:: GIVEN ENTRIES ::
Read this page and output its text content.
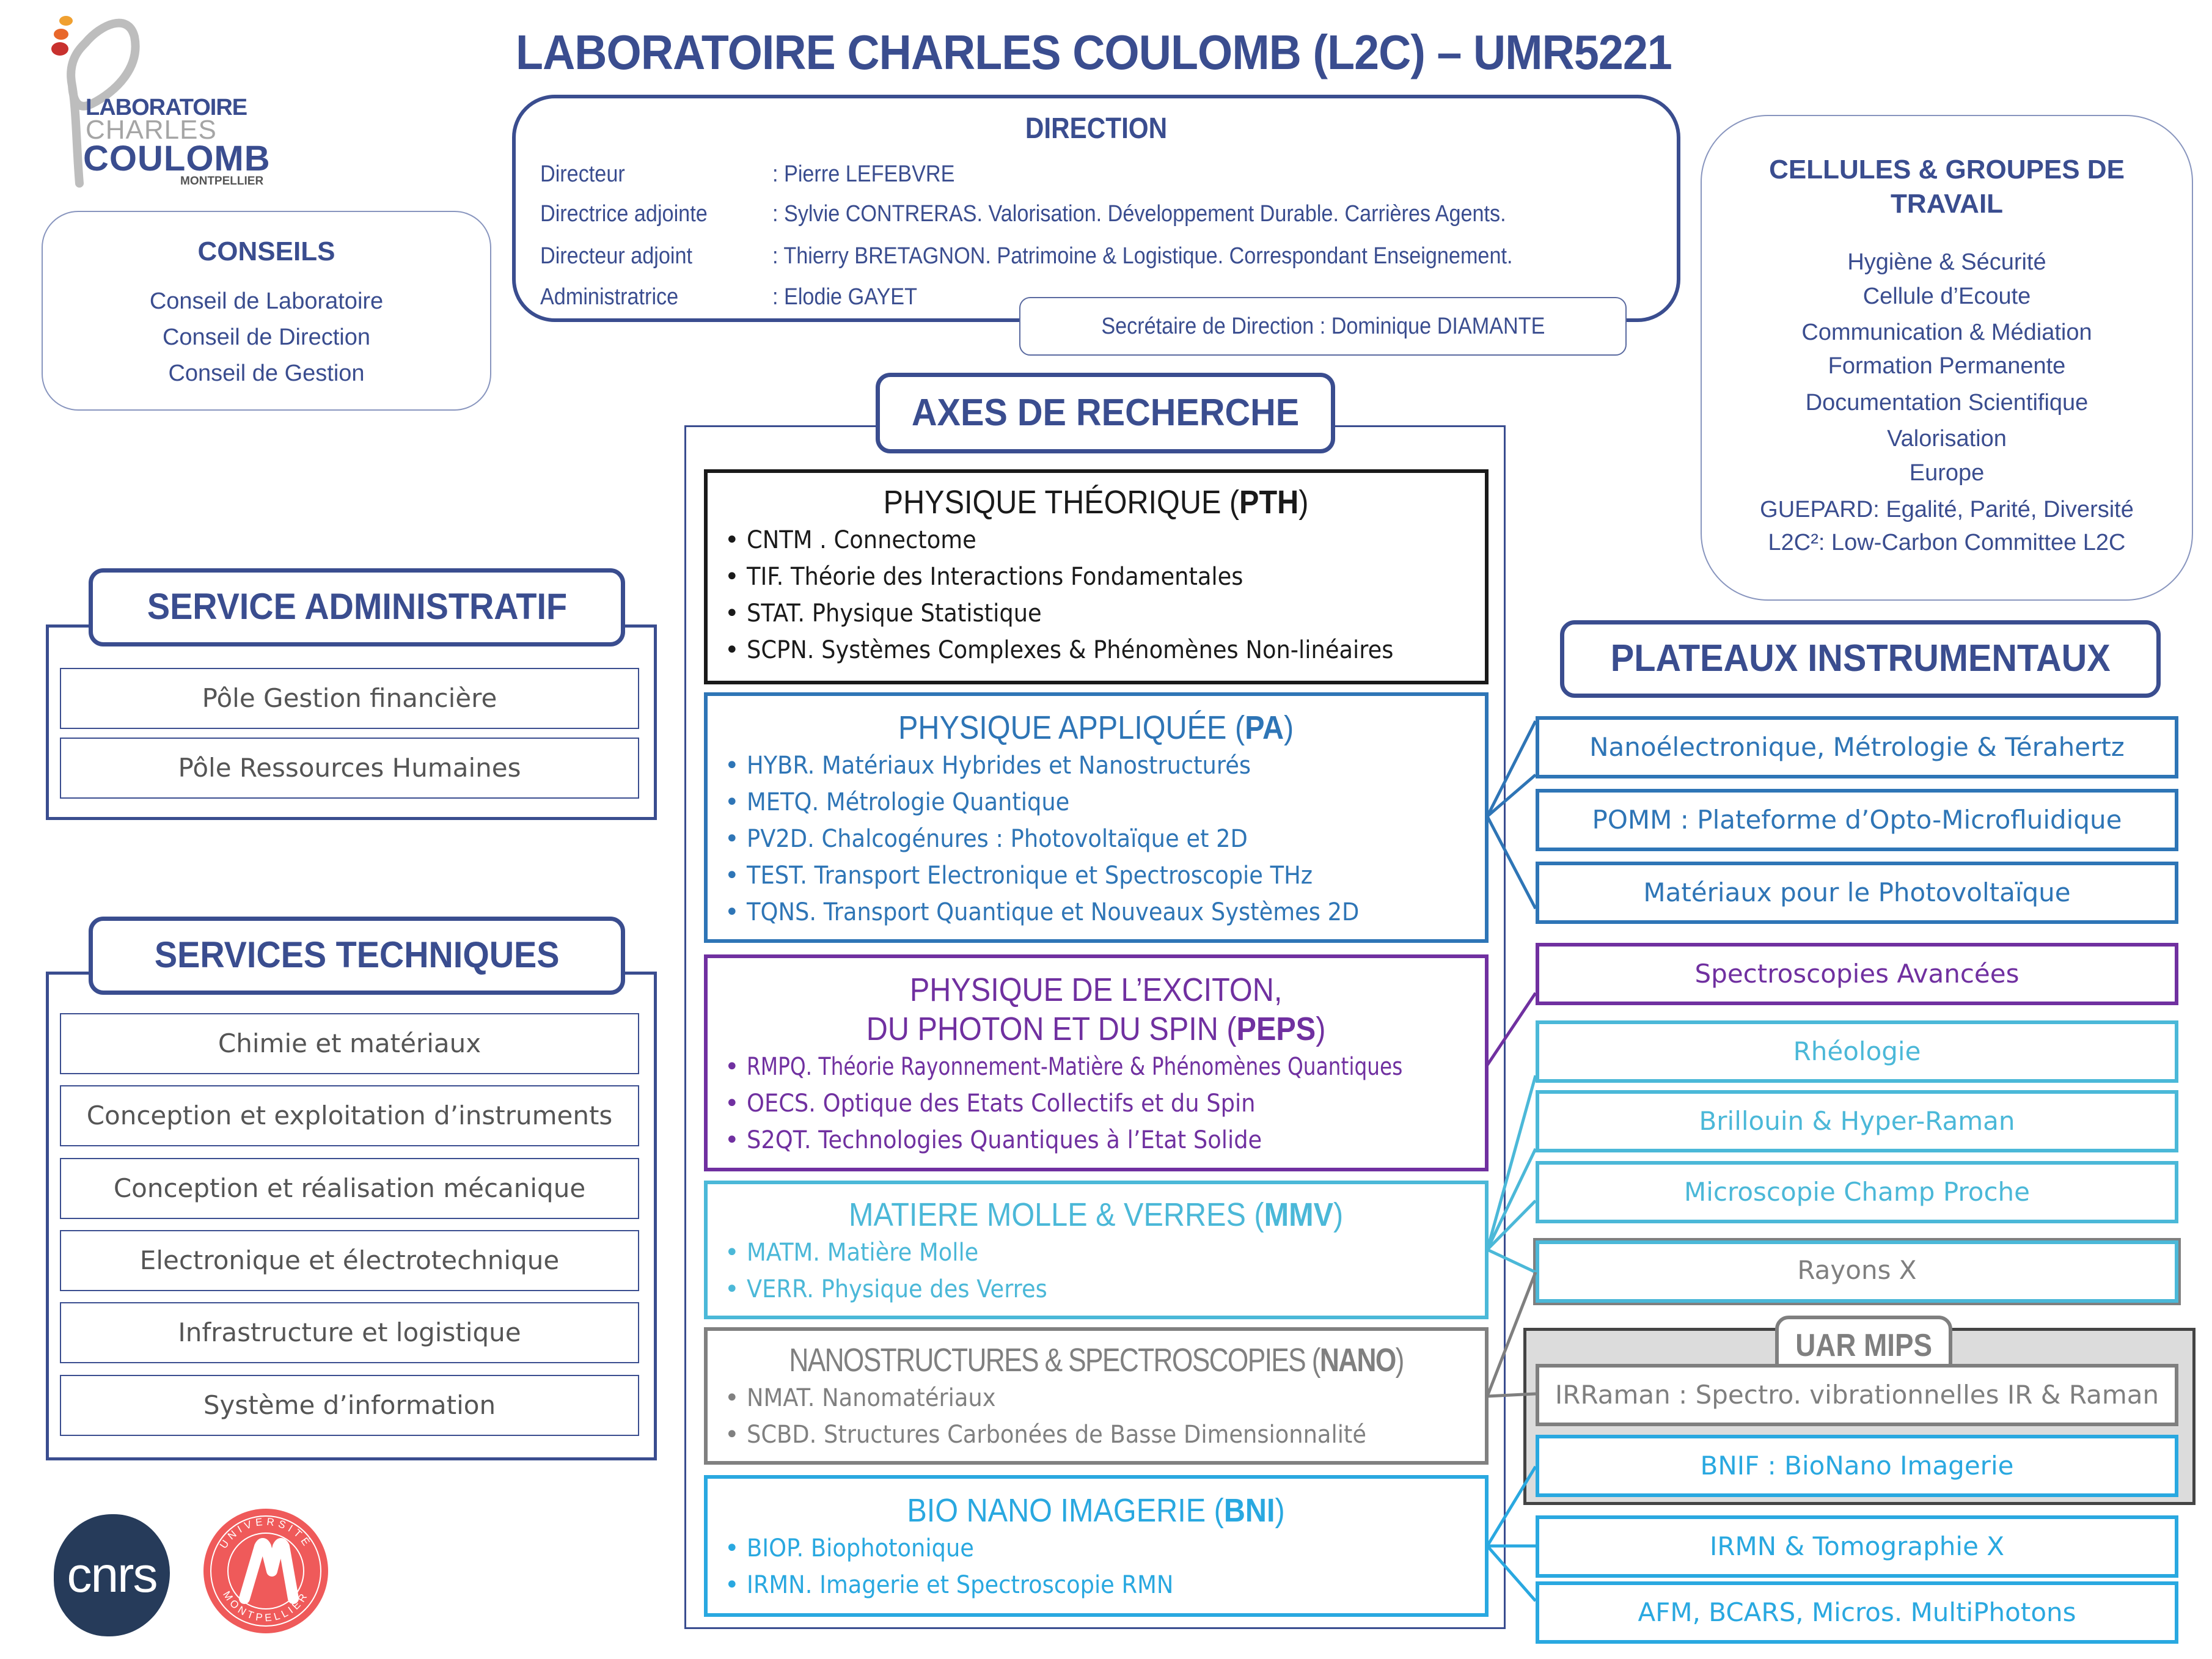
LABORATOIRE CHARLES COULOMB (L2C) – UMR5221
LABORATOIRE
CHARLES
COULOMB
MONTPELLIER
DIRECTION
Directeur	: Pierre LEFEBVRE
Directrice adjointe	: Sylvie CONTRERAS. Valorisation. Développement Durable. Carrières Agents.
Directeur adjoint	: Thierry BRETAGNON. Patrimoine & Logistique. Correspondant Enseignement.
Administratrice	: Elodie GAYET
Secrétaire de Direction : Dominique DIAMANTE
CONSEILS
Conseil de Laboratoire
Conseil de Direction
Conseil de Gestion
CELLULES & GROUPES DE TRAVAIL
Hygiène & Sécurité
Cellule d’Ecoute
Communication & Médiation
Formation Permanente
Documentation Scientifique
Valorisation
Europe
GUEPARD: Egalité, Parité, Diversité
L2C²: Low-Carbon Committee L2C
SERVICE ADMINISTRATIF
Pôle Gestion financière
Pôle Ressources Humaines
SERVICES TECHNIQUES
Chimie et matériaux
Conception et exploitation d’instruments
Conception et réalisation mécanique
Electronique et électrotechnique
Infrastructure et logistique
Système d’information
AXES DE RECHERCHE
PHYSIQUE THÉORIQUE (PTH)
• CNTM . Connectome
• TIF. Théorie des Interactions Fondamentales
• STAT. Physique Statistique
• SCPN. Systèmes Complexes & Phénomènes Non-linéaires
PHYSIQUE APPLIQUÉE (PA)
• HYBR. Matériaux Hybrides et Nanostructurés
• METQ. Métrologie Quantique
• PV2D. Chalcogénures : Photovoltaïque et 2D
• TEST. Transport Electronique et Spectroscopie THz
• TQNS. Transport Quantique et Nouveaux Systèmes 2D
PHYSIQUE DE L’EXCITON,
DU PHOTON ET DU SPIN (PEPS)
• RMPQ. Théorie Rayonnement-Matière & Phénomènes Quantiques
• OECS. Optique des Etats Collectifs et du Spin
• S2QT. Technologies Quantiques à l’Etat Solide
MATIERE MOLLE & VERRES (MMV)
• MATM. Matière Molle
• VERR. Physique des Verres
NANOSTRUCTURES & SPECTROSCOPIES (NANO)
• NMAT. Nanomatériaux
• SCBD. Structures Carbonées de Basse Dimensionnalité
BIO NANO IMAGERIE (BNI)
• BIOP. Biophotonique
• IRMN. Imagerie et Spectroscopie RMN
PLATEAUX INSTRUMENTAUX
UAR MIPS
Nanoélectronique, Métrologie & Térahertz
POMM : Plateforme d’Opto-Microfluidique
Matériaux pour le Photovoltaïque
Spectroscopies Avancées
Rhéologie
Brillouin & Hyper-Raman
Microscopie Champ Proche
Rayons X
IRRaman : Spectro. vibrationnelles IR & Raman
BNIF : BioNano Imagerie
IRMN & Tomographie X
AFM, BCARS, Micros. MultiPhotons
cnrs
UNIVERSITÉ
MONTPELLIER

:: THE REQUEST ::
Across the data, tally the lines containing "Electronique" and give back the number alone.

:: COMPLETED TASK ::
2